**Goal of the exercise:** In the data below, locate each line with the word "text" and list it.

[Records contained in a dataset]

[START]

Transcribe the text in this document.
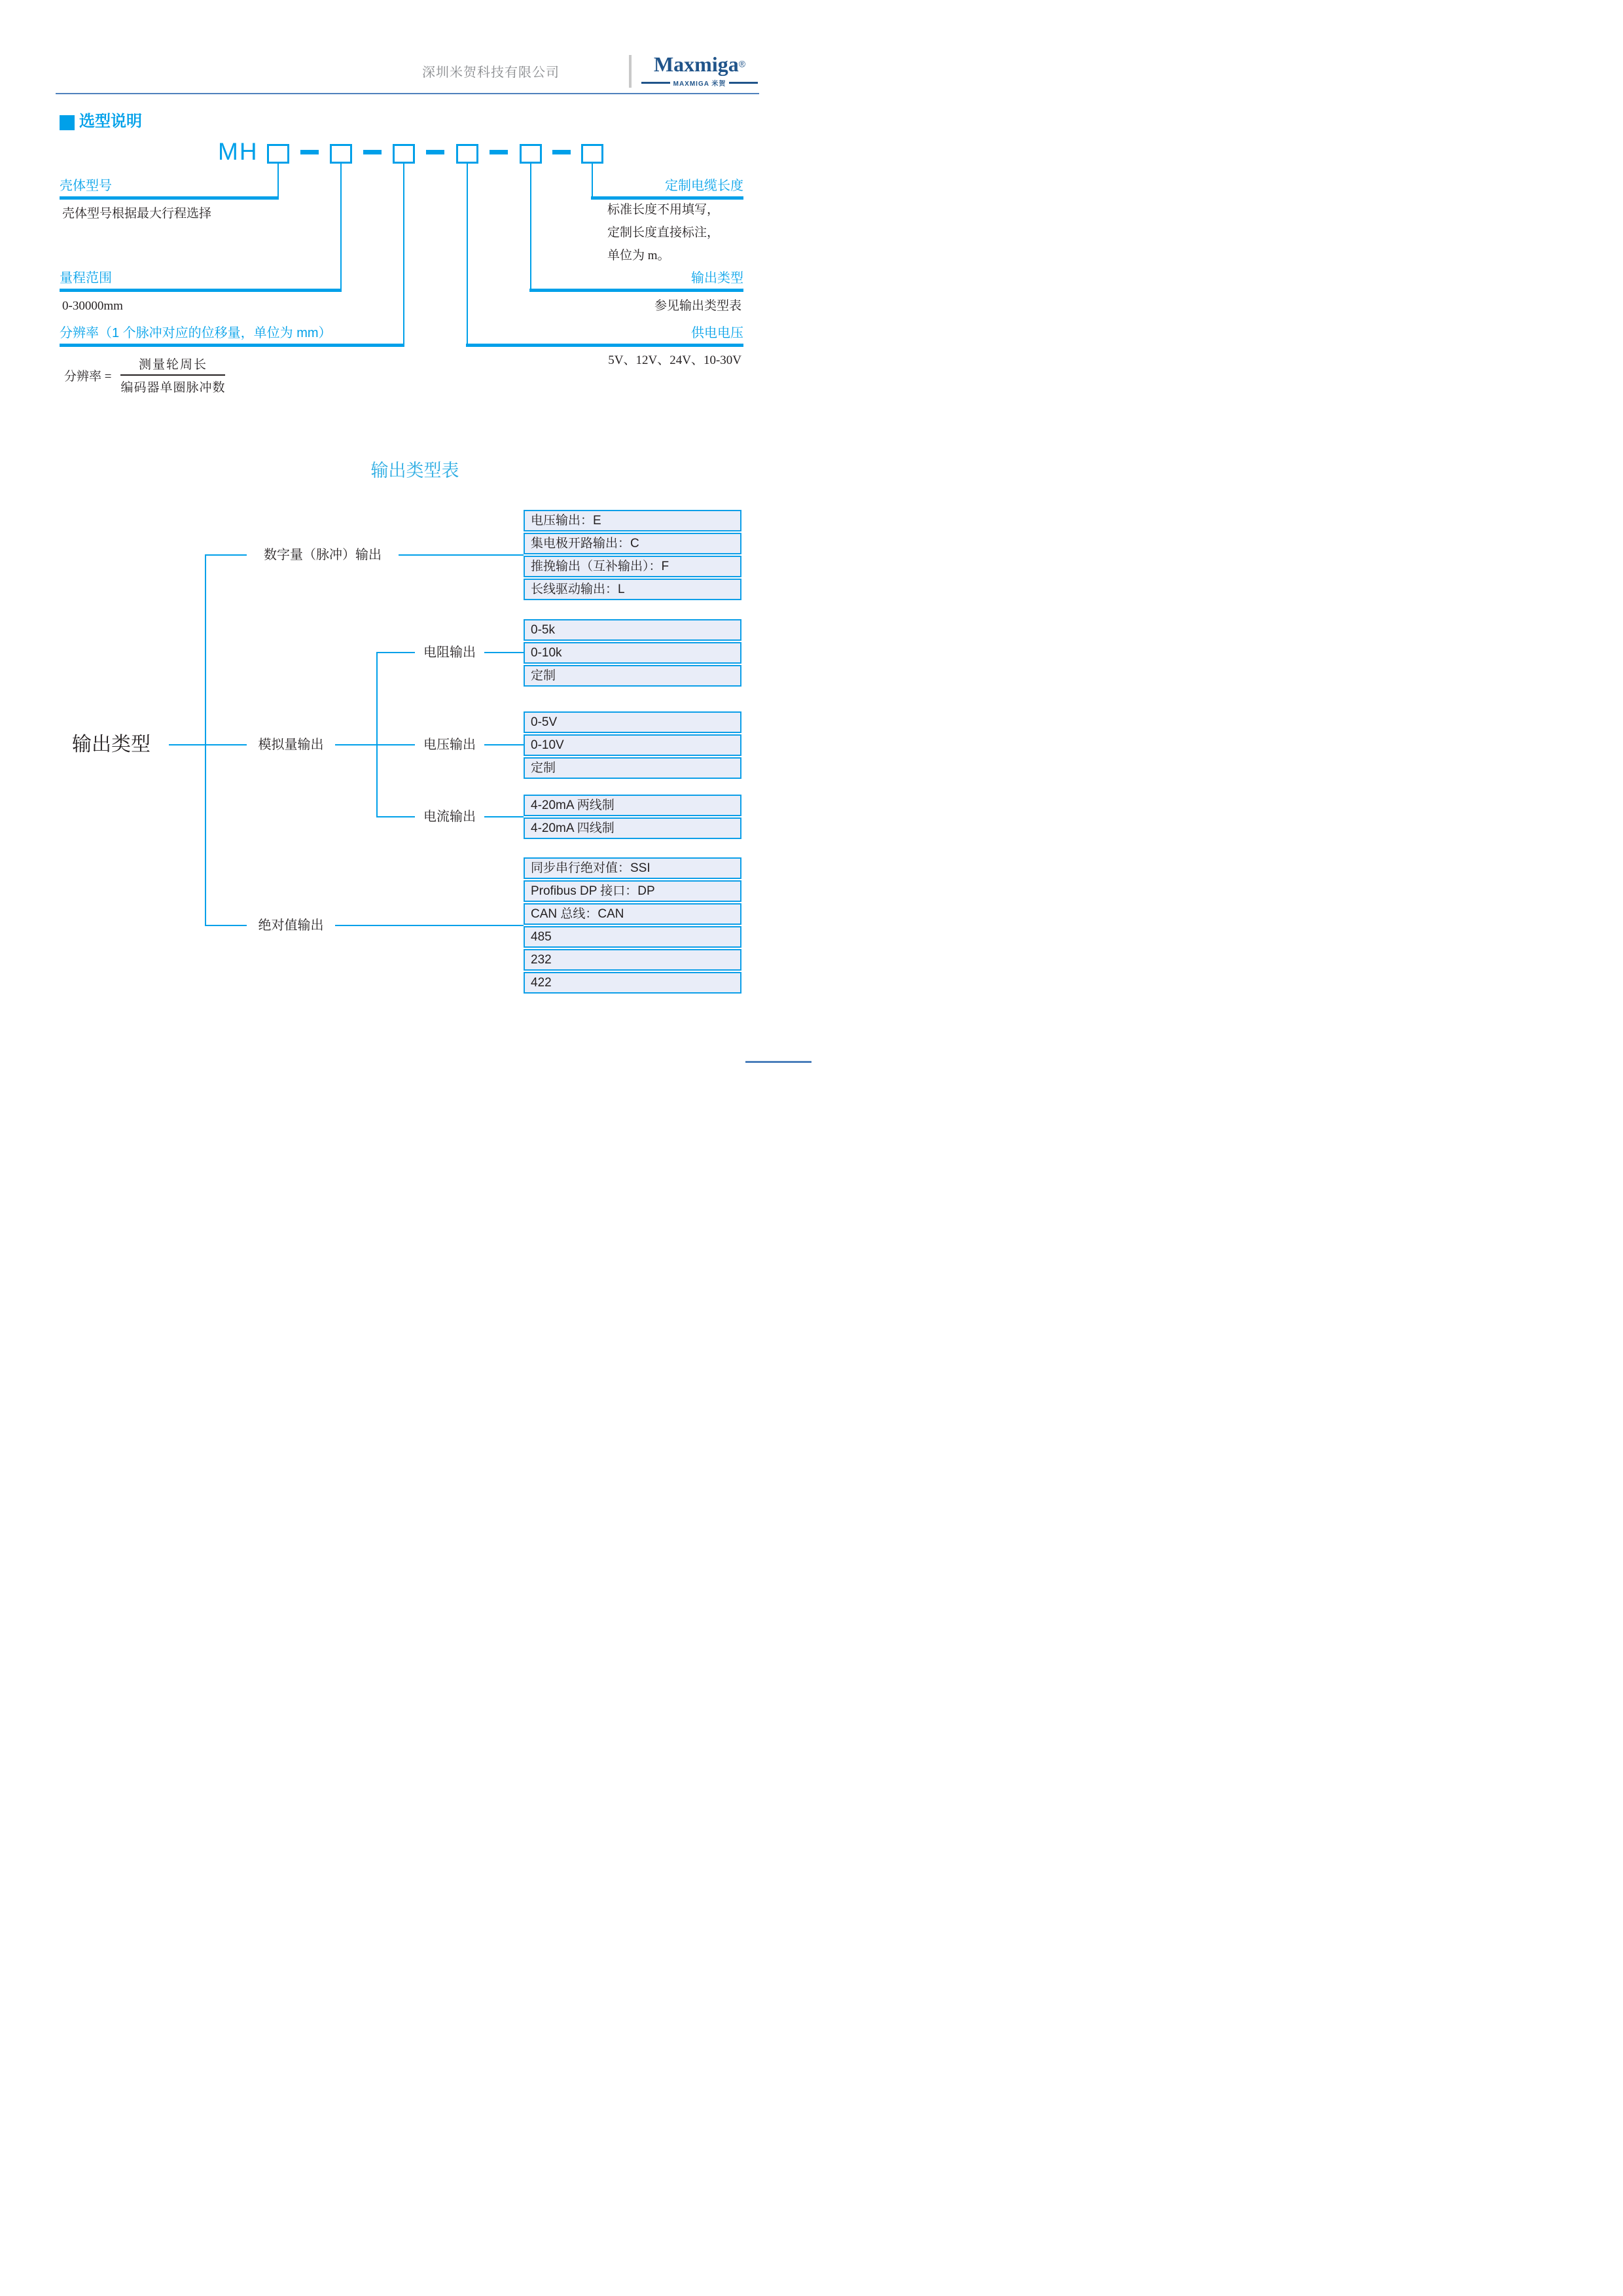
深圳米贺科技有限公司	Maxmiga®
MAXMIGA 米贺
选型说明
MH
壳体型号
壳体型号根据最大行程选择
量程范围
0-30000mm
分辨率（1 个脉冲对应的位移量，单位为 mm）
分辨率 = $\frac{\text{测量轮周长}}{\text{编码器单圈脉冲数}}$
定制电缆长度
标准长度不用填写，
定制长度直接标注，
单位为 m。
输出类型
参见输出类型表
供电电压
5V、12V、24V、10-30V
输出类型表
输出类型
数字量（脉冲）输出
模拟量输出	电压输出
电阻输出
电流输出
绝对值输出
电压输出：E
集电极开路输出：C
推挽输出（互补输出）：F
长线驱动输出：L
0-5k
0-10k
定制
0-5V
0-10V
定制
4-20mA 两线制
4-20mA 四线制
同步串行绝对值：SSI
Profibus DP 接口：DP
CAN 总线：CAN
485
232
422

[END]

**Written response:**
Transcribe the text in this document.
分辨率 = $\frac{\text{测量轮周长}}{\text{编码器单圈脉冲数}}$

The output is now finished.